Stored entries
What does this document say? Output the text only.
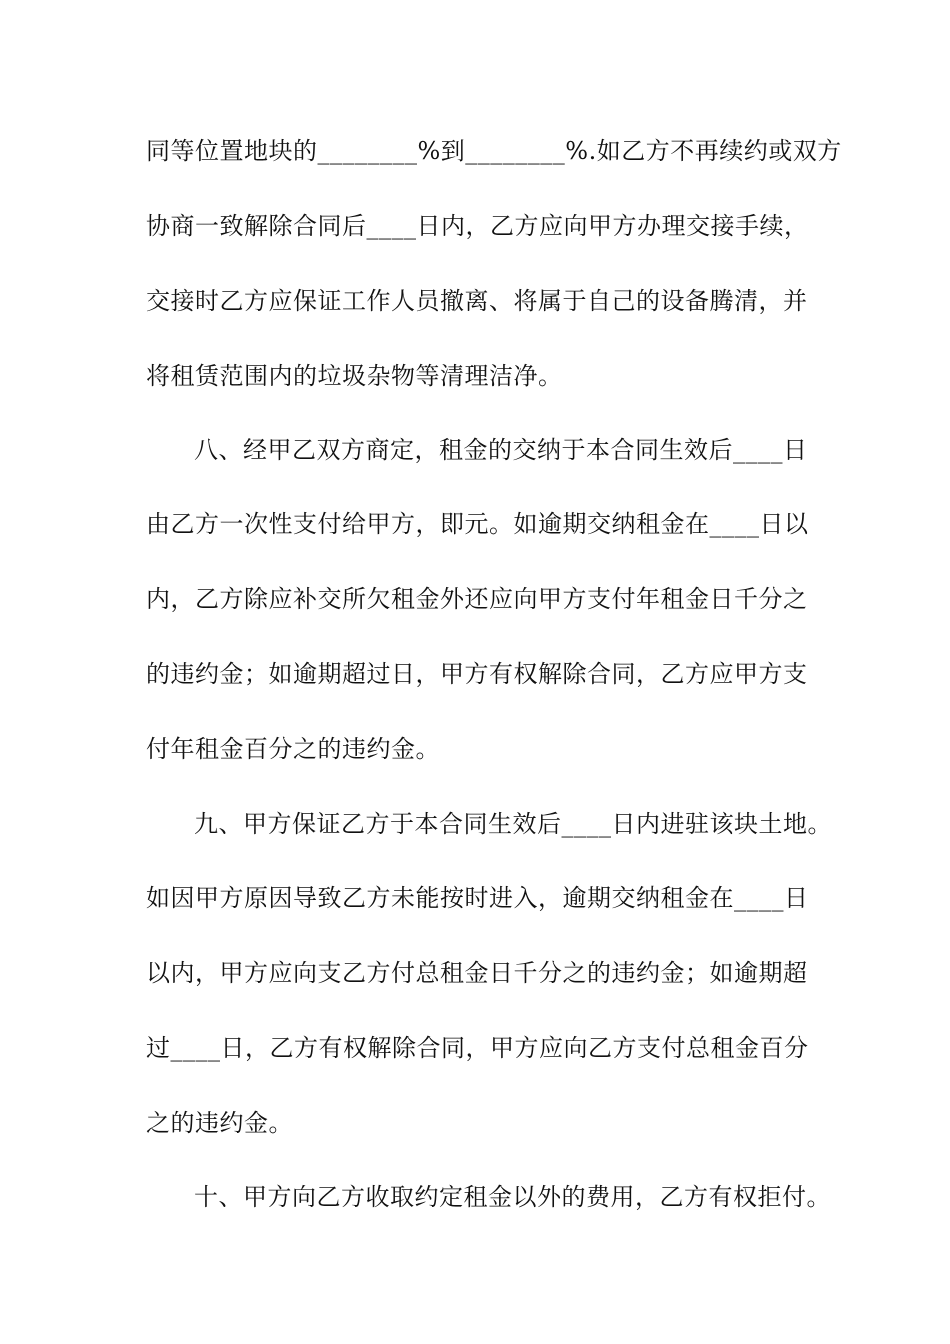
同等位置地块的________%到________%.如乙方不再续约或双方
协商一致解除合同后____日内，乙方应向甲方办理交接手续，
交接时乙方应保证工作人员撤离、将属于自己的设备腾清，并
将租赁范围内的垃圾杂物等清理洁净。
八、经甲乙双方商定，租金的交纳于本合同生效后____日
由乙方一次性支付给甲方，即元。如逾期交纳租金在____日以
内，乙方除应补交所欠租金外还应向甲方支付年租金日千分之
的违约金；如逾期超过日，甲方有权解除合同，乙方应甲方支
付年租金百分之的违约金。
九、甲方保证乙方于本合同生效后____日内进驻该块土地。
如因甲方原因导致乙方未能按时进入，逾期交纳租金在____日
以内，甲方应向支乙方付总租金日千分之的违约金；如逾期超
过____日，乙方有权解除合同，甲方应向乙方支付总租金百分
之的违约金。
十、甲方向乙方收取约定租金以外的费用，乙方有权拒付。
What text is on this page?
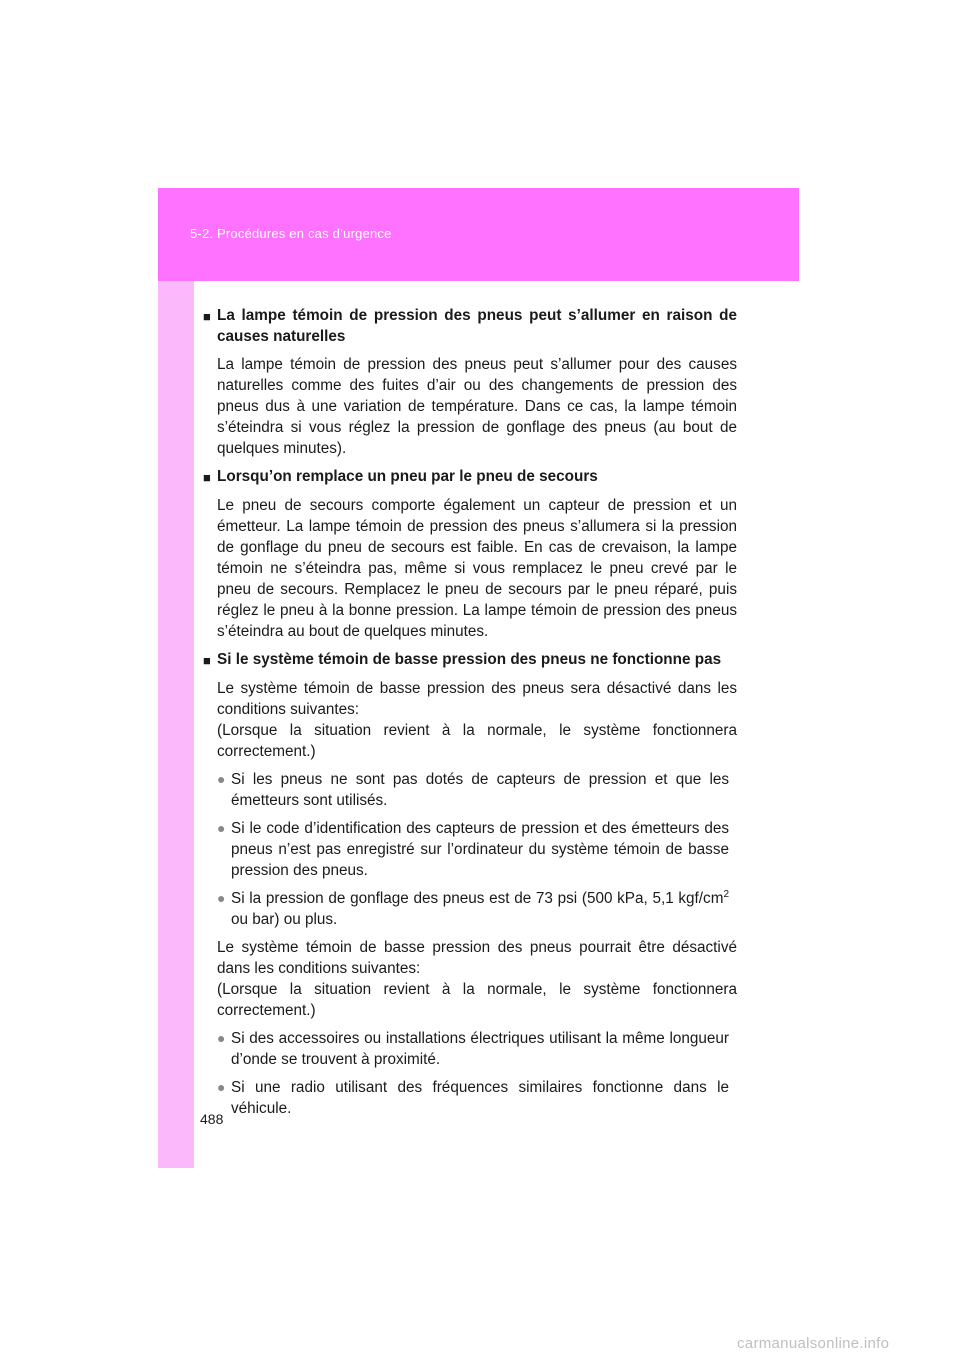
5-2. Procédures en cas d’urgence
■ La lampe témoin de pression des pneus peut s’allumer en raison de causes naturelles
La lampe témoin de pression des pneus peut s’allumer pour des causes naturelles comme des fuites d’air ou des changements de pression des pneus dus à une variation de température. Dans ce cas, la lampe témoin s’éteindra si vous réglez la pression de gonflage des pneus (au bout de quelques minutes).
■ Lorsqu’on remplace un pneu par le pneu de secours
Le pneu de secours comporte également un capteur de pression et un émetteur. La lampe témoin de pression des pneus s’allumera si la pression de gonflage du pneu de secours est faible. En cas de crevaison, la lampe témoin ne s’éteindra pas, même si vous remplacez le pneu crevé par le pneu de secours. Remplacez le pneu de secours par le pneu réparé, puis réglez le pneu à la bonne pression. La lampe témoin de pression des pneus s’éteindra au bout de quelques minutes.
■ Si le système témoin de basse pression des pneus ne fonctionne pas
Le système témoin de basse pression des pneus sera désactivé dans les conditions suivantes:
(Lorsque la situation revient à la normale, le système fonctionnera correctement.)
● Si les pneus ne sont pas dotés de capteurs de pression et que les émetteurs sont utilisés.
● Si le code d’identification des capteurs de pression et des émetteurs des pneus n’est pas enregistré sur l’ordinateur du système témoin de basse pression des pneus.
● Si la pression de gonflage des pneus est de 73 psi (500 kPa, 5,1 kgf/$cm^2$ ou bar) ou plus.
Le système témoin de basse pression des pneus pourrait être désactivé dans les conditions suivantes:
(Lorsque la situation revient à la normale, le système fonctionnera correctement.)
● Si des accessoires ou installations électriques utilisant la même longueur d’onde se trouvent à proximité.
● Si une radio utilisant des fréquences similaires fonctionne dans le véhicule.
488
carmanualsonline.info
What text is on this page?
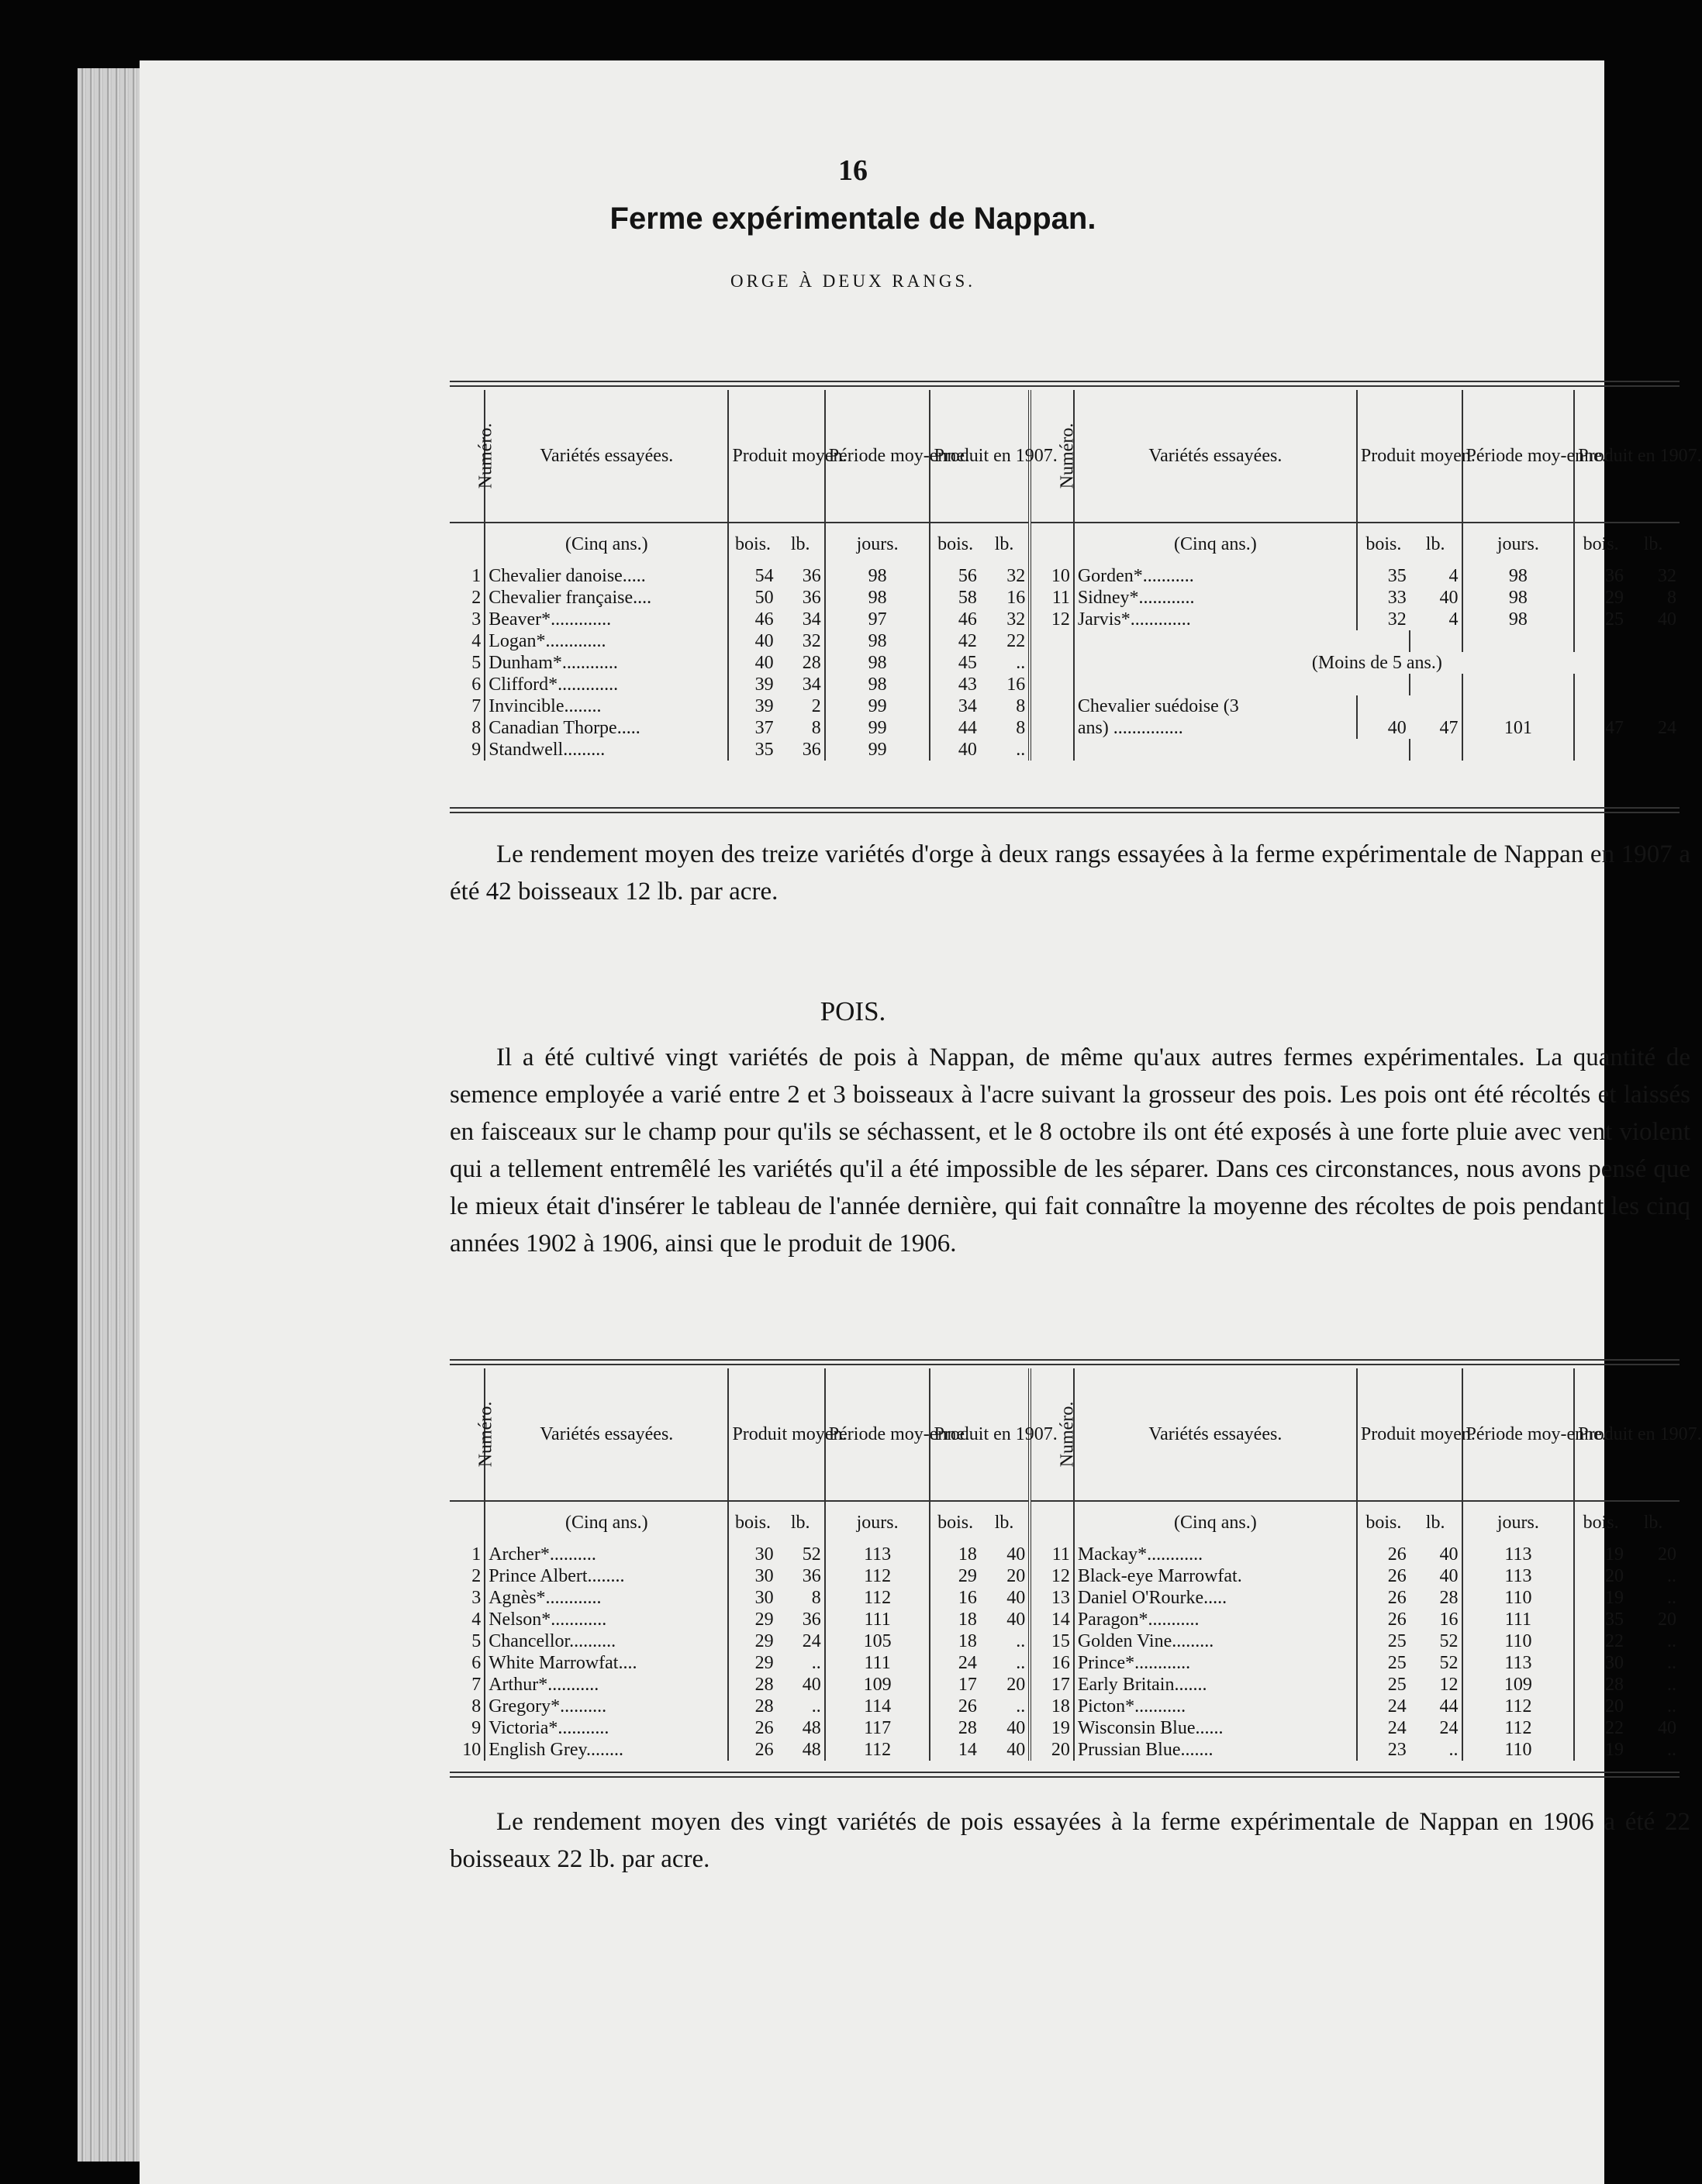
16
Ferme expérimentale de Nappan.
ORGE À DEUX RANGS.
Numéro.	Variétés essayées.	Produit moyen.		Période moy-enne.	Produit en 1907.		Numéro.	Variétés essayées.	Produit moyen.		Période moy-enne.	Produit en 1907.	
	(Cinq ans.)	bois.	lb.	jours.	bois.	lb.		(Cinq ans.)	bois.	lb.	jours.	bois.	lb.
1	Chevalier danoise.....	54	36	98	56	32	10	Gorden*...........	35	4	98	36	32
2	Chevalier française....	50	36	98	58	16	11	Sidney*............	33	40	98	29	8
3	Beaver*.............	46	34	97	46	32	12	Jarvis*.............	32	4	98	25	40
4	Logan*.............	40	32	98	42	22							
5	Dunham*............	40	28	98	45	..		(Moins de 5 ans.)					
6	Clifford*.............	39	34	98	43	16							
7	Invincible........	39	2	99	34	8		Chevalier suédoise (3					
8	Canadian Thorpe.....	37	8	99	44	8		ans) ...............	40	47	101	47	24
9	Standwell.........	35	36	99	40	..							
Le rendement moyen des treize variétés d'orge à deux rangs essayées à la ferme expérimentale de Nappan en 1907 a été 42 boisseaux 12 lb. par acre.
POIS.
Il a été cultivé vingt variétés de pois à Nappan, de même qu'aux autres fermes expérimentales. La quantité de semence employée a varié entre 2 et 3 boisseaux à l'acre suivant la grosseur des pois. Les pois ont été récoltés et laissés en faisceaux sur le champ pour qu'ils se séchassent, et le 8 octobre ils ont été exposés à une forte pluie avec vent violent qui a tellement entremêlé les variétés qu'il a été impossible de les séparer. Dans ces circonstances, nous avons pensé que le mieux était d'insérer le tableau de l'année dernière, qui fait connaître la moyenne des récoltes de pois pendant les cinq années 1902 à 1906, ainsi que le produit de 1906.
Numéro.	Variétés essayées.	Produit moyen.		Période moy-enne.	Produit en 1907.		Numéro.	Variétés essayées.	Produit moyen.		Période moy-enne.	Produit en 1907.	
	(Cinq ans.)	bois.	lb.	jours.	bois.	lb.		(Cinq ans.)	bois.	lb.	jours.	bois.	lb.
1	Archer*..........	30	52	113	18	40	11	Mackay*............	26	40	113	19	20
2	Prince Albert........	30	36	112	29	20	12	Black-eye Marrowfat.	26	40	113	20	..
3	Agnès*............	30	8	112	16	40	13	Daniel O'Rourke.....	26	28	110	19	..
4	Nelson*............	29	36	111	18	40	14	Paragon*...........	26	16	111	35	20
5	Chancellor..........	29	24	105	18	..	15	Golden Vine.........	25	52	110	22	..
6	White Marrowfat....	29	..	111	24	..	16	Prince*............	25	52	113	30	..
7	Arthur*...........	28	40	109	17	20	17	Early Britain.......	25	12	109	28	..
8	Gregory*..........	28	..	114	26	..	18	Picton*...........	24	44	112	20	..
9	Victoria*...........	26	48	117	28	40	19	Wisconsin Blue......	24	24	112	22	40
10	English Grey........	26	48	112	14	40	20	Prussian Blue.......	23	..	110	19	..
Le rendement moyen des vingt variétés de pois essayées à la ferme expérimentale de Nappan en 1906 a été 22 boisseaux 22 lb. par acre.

* Exercise requirements *
Identify every line above that includes the word "conditions", and show those lines.

* Written answer *
Le système témoin de basse pression des pneus sera désactivé dans les conditions suivantes:
Le système témoin de basse pression des pneus pourrait être désactivé dans les conditions suivantes:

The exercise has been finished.